[Stored data entries]
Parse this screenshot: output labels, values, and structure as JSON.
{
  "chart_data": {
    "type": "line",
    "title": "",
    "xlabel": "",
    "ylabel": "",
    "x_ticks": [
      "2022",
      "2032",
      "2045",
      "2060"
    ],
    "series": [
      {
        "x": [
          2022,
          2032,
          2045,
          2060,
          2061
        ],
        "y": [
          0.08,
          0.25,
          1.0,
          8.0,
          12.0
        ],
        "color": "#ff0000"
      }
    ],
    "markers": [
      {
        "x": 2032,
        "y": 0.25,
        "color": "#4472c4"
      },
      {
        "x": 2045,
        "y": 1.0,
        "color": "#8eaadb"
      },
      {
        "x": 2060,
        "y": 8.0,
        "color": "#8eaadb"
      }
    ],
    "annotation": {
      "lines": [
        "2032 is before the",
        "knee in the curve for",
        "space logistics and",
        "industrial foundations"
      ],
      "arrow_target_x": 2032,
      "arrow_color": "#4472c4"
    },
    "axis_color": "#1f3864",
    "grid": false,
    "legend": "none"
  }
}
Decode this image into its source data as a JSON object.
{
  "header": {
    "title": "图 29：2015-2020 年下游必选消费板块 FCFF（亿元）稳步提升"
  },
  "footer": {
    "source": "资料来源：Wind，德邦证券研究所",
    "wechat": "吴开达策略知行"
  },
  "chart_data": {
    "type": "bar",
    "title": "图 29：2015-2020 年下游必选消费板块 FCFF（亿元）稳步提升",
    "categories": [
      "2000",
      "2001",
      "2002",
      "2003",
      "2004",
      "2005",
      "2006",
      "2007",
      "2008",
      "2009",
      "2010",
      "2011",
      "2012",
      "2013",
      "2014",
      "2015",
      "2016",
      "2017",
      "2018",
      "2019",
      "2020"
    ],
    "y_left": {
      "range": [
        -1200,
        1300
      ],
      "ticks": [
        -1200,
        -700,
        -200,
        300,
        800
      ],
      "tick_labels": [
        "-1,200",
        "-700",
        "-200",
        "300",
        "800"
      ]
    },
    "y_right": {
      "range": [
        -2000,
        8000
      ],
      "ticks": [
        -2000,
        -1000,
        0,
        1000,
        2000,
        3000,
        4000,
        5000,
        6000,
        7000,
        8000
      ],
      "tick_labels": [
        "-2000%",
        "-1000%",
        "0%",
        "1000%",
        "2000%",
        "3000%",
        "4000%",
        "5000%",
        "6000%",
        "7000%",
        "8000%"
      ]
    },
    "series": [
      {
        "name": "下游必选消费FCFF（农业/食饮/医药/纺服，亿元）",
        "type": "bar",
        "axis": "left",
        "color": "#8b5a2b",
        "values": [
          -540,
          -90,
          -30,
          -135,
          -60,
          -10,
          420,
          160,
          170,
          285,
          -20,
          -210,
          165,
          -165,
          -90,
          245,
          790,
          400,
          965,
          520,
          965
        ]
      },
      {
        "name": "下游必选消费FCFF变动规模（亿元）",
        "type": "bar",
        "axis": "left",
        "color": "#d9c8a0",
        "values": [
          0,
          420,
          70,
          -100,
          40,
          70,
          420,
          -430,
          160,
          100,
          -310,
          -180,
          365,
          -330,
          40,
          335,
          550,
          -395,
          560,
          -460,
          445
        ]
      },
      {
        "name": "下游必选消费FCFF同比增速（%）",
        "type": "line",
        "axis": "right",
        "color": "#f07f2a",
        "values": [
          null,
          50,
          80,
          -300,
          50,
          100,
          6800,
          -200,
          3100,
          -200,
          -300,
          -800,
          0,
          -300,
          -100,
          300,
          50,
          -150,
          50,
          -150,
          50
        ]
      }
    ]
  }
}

■ PROBLEM
List the lines of the material in which the word "name" occurs.

■ CORRECT RESPONSE
        "name": "下游必选消费FCFF（农业/食饮/医药/纺服，亿元）",
        "name": "下游必选消费FCFF变动规模（亿元）",
        "name": "下游必选消费FCFF同比增速（%）",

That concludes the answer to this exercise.